(Dataset entries)
[Start]
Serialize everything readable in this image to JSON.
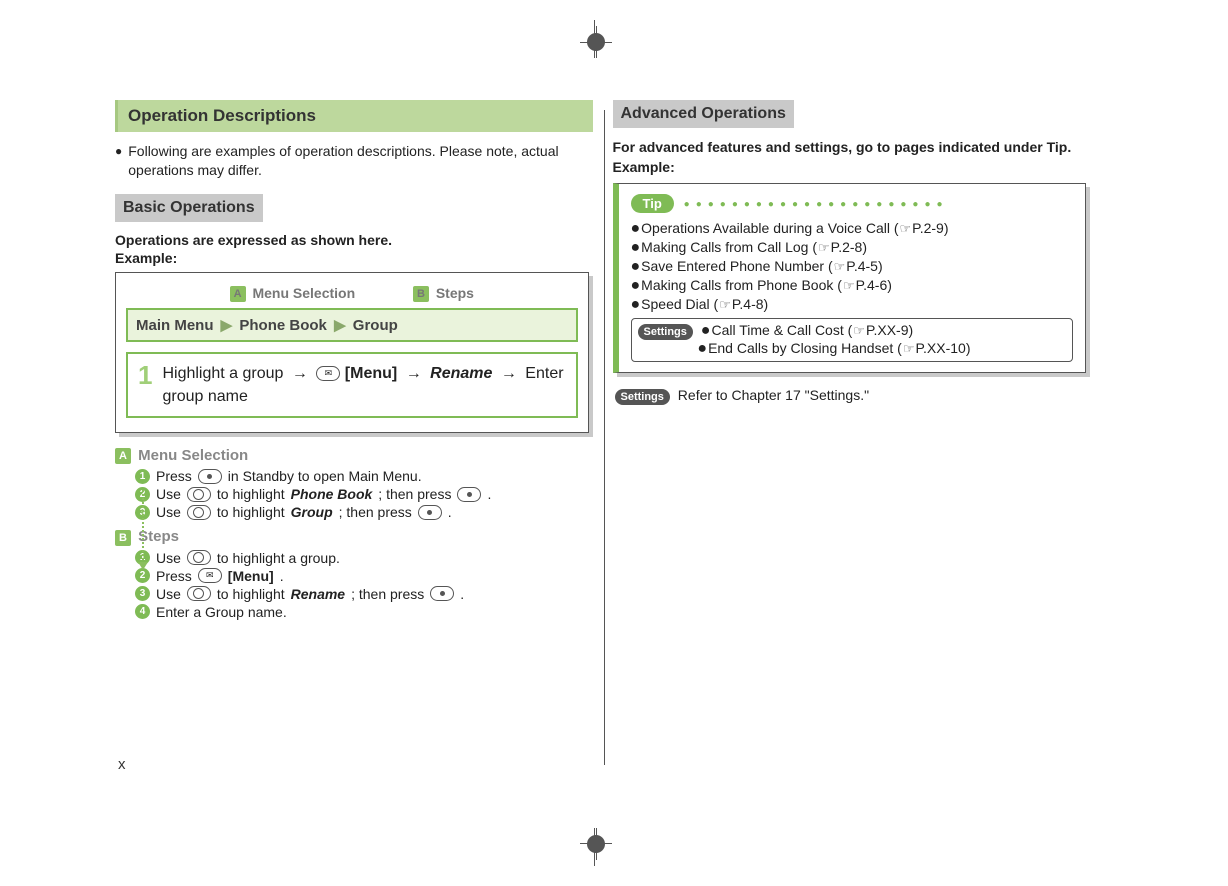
{
  "left": {
    "title": "Operation Descriptions",
    "intro": "Following are examples of operation descriptions. Please note, actual operations may differ.",
    "basic_title": "Basic Operations",
    "basic_lead": "Operations are expressed as shown here.",
    "example_label": "Example:",
    "callout_a": "Menu Selection",
    "callout_b": "Steps",
    "menubar": {
      "a": "Main Menu",
      "b": "Phone Book",
      "c": "Group"
    },
    "step_num": "1",
    "step_text_1": "Highlight a group",
    "step_menu": "[Menu]",
    "step_rename": "Rename",
    "step_text_2": "Enter group name",
    "explA_title": "Menu Selection",
    "a1_a": "Press",
    "a1_b": "in Standby to open Main Menu.",
    "a2_a": "Use",
    "a2_b": "to highlight",
    "a2_c": "Phone Book",
    "a2_d": "; then press",
    "a2_e": ".",
    "a3_a": "Use",
    "a3_b": "to highlight",
    "a3_c": "Group",
    "a3_d": "; then press",
    "a3_e": ".",
    "explB_title": "Steps",
    "b1_a": "Use",
    "b1_b": "to highlight a group.",
    "b2_a": "Press",
    "b2_b": "[Menu]",
    "b2_c": ".",
    "b3_a": "Use",
    "b3_b": "to highlight",
    "b3_c": "Rename",
    "b3_d": "; then press",
    "b3_e": ".",
    "b4": "Enter a Group name."
  },
  "right": {
    "title": "Advanced Operations",
    "lead": "For advanced features and settings, go to pages indicated under Tip.",
    "example_label": "Example:",
    "tip_label": "Tip",
    "tips": [
      {
        "t": "Operations Available during a Voice Call (",
        "p": "P.2-9",
        "e": ")"
      },
      {
        "t": "Making Calls from Call Log (",
        "p": "P.2-8",
        "e": ")"
      },
      {
        "t": "Save Entered Phone Number (",
        "p": "P.4-5",
        "e": ")"
      },
      {
        "t": "Making Calls from Phone Book (",
        "p": "P.4-6",
        "e": ")"
      },
      {
        "t": "Speed Dial (",
        "p": "P.4-8",
        "e": ")"
      }
    ],
    "settings_label": "Settings",
    "setting_items": [
      {
        "t": "Call Time & Call Cost (",
        "p": "P.XX-9",
        "e": ")"
      },
      {
        "t": "End Calls by Closing Handset (",
        "p": "P.XX-10",
        "e": ")"
      }
    ],
    "settings_ref": "Refer to Chapter 17 \"Settings.\""
  },
  "page_number": "x"
}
[End]
PROBLEM DESCRIPTION
Every record is to be reproduced exactly, with no pictures included.

IN RESPONSE
Serialize everything readable in this image to JSON.
{
  "left": {
    "title": "Operation Descriptions",
    "intro": "Following are examples of operation descriptions. Please note, actual operations may differ.",
    "basic_title": "Basic Operations",
    "basic_lead": "Operations are expressed as shown here.",
    "example_label": "Example:",
    "callout_a": "Menu Selection",
    "callout_b": "Steps",
    "menubar": {
      "a": "Main Menu",
      "b": "Phone Book",
      "c": "Group"
    },
    "step_num": "1",
    "step_text_1": "Highlight a group",
    "step_menu": "[Menu]",
    "step_rename": "Rename",
    "step_text_2": "Enter group name",
    "explA_title": "Menu Selection",
    "a1_a": "Press",
    "a1_b": "in Standby to open Main Menu.",
    "a2_a": "Use",
    "a2_b": "to highlight",
    "a2_c": "Phone Book",
    "a2_d": "; then press",
    "a2_e": ".",
    "a3_a": "Use",
    "a3_b": "to highlight",
    "a3_c": "Group",
    "a3_d": "; then press",
    "a3_e": ".",
    "explB_title": "Steps",
    "b1_a": "Use",
    "b1_b": "to highlight a group.",
    "b2_a": "Press",
    "b2_b": "[Menu]",
    "b2_c": ".",
    "b3_a": "Use",
    "b3_b": "to highlight",
    "b3_c": "Rename",
    "b3_d": "; then press",
    "b3_e": ".",
    "b4": "Enter a Group name."
  },
  "right": {
    "title": "Advanced Operations",
    "lead": "For advanced features and settings, go to pages indicated under Tip.",
    "example_label": "Example:",
    "tip_label": "Tip",
    "tips": [
      {
        "t": "Operations Available during a Voice Call (",
        "p": "P.2-9",
        "e": ")"
      },
      {
        "t": "Making Calls from Call Log (",
        "p": "P.2-8",
        "e": ")"
      },
      {
        "t": "Save Entered Phone Number (",
        "p": "P.4-5",
        "e": ")"
      },
      {
        "t": "Making Calls from Phone Book (",
        "p": "P.4-6",
        "e": ")"
      },
      {
        "t": "Speed Dial (",
        "p": "P.4-8",
        "e": ")"
      }
    ],
    "settings_label": "Settings",
    "setting_items": [
      {
        "t": "Call Time & Call Cost (",
        "p": "P.XX-9",
        "e": ")"
      },
      {
        "t": "End Calls by Closing Handset (",
        "p": "P.XX-10",
        "e": ")"
      }
    ],
    "settings_ref": "Refer to Chapter 17 \"Settings.\""
  },
  "page_number": "x"
}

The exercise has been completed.